The records:
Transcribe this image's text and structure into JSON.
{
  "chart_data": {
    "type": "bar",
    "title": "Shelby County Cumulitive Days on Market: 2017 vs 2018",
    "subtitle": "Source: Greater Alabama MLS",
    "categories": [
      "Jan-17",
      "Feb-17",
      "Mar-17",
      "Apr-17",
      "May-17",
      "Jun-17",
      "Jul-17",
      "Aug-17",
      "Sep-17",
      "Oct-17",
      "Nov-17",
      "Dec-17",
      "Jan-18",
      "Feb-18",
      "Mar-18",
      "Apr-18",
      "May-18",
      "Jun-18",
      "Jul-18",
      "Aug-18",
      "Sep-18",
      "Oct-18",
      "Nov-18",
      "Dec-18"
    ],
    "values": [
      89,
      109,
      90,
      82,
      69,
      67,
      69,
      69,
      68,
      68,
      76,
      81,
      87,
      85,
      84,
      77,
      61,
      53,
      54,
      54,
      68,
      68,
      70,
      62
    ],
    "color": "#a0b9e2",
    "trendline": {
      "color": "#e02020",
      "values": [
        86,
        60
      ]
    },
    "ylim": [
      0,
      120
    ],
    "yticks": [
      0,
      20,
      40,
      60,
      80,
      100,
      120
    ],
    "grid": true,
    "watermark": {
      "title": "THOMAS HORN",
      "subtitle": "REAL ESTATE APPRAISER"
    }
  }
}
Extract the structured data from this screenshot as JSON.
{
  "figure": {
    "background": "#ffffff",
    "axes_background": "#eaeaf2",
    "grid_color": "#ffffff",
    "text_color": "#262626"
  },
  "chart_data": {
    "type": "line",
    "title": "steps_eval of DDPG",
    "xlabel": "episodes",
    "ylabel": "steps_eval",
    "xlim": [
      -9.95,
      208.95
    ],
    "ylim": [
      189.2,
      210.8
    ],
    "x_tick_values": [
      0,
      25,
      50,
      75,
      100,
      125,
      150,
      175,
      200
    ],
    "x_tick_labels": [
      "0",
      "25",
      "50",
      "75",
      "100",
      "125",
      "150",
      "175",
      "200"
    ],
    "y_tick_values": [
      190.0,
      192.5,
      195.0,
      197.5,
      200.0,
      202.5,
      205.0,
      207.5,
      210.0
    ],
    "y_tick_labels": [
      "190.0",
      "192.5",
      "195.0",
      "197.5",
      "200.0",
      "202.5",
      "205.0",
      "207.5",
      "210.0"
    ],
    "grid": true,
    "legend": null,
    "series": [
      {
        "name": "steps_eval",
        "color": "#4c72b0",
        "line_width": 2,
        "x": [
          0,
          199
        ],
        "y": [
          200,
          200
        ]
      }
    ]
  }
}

What to do:
Using the records above, list each line that includes "this".

Result of the exercise:
Transcribe this image's text and structure into JSON.
Extract the structured data from this screenshot as JSON.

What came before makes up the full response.